_The task_.
Only the lines holding the string "ylabel" are needed. Copy each one.

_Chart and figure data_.
===

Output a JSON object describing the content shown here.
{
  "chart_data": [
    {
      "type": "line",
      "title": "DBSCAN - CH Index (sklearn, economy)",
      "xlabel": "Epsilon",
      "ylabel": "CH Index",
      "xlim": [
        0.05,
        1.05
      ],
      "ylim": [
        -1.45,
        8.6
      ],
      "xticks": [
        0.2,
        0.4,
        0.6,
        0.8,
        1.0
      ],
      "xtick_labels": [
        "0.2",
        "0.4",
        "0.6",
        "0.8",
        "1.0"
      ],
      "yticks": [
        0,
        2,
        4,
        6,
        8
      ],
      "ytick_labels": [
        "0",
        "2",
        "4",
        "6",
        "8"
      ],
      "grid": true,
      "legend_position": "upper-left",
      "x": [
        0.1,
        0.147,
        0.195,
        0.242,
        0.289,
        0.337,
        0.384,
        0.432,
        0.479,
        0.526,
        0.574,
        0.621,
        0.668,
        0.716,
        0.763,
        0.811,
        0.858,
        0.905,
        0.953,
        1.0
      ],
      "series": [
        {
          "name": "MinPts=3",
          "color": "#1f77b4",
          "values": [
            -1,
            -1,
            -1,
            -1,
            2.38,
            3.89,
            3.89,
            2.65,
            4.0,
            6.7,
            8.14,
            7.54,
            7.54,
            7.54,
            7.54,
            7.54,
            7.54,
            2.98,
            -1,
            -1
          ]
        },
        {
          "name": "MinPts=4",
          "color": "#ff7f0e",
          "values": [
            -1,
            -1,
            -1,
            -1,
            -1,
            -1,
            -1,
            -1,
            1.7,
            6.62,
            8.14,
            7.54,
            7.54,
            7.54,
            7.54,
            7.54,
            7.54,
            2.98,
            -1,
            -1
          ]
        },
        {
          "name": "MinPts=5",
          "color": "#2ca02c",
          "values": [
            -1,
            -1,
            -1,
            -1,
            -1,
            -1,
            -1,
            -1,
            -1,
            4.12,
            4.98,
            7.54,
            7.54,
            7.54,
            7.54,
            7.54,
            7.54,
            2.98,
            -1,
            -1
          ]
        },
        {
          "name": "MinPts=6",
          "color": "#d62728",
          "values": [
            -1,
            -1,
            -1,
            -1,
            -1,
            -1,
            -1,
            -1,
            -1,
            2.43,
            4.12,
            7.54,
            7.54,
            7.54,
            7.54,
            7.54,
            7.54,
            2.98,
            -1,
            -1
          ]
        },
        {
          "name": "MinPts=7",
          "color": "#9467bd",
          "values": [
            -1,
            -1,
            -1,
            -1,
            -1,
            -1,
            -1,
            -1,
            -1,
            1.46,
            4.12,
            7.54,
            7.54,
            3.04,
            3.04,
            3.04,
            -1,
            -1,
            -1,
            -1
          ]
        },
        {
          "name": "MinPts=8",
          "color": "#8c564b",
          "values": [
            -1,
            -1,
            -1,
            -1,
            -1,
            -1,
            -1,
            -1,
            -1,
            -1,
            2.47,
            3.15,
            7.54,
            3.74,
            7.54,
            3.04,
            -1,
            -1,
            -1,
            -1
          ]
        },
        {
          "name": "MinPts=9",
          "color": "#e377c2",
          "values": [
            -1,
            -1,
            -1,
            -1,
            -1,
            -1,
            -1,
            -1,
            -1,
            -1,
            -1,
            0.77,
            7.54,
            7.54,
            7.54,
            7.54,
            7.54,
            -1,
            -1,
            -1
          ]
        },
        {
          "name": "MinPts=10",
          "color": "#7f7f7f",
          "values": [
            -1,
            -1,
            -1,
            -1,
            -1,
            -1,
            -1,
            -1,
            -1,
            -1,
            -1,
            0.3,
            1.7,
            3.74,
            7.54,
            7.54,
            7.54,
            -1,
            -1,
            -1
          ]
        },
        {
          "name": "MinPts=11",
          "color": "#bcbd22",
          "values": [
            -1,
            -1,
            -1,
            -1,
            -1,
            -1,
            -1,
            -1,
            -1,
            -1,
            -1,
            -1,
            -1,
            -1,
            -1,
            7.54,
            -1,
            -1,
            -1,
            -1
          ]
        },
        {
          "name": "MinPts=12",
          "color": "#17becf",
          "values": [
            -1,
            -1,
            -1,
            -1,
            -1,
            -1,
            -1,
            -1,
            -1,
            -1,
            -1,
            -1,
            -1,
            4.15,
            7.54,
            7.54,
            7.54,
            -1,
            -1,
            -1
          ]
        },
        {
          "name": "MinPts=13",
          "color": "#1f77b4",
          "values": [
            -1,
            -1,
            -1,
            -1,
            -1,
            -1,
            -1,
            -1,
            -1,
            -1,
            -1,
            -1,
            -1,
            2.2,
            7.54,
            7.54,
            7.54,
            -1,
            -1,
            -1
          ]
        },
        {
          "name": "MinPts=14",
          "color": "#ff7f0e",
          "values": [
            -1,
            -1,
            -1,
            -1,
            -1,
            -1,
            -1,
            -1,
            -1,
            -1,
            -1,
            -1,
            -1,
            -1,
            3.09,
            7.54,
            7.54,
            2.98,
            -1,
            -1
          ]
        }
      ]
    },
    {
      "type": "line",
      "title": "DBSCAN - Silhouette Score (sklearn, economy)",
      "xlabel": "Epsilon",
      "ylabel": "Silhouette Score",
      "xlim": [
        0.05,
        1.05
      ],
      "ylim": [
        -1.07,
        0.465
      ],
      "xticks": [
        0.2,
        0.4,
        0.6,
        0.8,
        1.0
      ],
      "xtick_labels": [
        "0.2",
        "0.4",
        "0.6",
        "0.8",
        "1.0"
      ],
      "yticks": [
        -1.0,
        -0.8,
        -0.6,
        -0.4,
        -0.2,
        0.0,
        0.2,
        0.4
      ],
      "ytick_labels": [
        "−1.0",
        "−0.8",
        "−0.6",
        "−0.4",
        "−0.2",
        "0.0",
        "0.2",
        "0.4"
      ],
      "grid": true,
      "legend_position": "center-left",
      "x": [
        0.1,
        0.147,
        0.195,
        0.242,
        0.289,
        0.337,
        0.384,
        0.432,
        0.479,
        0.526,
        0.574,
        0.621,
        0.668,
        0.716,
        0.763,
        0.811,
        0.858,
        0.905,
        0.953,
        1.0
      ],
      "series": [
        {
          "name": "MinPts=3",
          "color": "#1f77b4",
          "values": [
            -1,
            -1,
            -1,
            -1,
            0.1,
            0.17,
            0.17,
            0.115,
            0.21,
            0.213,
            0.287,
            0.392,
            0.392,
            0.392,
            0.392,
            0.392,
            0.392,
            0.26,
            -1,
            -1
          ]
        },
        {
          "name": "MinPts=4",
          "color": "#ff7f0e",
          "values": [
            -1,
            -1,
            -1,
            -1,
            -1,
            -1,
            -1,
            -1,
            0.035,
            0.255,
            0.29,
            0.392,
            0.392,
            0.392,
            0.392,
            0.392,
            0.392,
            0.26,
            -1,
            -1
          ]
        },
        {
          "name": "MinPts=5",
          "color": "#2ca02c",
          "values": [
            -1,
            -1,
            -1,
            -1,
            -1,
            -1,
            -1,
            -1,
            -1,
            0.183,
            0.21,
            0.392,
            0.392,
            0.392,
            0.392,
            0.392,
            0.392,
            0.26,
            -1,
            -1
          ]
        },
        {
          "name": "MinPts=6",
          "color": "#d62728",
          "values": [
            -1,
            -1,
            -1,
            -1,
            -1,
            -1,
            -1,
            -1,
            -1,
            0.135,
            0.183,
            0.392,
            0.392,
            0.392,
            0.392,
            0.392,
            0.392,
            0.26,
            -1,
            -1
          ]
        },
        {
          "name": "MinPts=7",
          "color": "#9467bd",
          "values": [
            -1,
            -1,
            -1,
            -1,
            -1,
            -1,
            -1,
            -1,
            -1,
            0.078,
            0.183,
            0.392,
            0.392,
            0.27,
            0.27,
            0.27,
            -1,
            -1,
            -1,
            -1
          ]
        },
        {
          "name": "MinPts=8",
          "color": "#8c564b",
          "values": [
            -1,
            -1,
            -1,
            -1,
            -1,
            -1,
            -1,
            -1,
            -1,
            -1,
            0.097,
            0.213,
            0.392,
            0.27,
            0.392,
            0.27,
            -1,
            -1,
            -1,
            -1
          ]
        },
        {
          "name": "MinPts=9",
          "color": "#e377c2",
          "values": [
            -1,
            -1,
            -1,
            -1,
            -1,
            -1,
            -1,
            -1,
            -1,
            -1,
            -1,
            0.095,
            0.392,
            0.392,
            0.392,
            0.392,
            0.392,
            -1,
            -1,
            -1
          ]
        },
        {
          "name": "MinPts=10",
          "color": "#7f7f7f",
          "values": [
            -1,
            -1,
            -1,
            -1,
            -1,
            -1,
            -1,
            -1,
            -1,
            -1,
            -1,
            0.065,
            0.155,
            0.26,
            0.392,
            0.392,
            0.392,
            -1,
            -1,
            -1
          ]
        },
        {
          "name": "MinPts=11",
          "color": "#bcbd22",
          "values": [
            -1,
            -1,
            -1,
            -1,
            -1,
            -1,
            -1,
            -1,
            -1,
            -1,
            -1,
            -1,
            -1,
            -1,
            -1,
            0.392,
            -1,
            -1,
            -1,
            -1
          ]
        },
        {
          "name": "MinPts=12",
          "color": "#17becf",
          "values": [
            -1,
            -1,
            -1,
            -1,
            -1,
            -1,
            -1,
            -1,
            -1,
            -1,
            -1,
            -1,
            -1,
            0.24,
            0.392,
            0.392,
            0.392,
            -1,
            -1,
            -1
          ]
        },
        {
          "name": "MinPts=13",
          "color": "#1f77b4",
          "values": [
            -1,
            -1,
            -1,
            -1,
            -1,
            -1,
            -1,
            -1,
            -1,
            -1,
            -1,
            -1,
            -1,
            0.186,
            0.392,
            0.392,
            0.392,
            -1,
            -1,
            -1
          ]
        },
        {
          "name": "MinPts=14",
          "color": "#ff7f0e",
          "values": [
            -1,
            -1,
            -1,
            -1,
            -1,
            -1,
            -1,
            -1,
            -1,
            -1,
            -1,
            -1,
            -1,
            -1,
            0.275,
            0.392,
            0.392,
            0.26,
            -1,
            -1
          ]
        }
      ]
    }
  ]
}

===

_Solution to the exercise_.
      "ylabel": "CH Index",
      "ylabel": "Silhouette Score",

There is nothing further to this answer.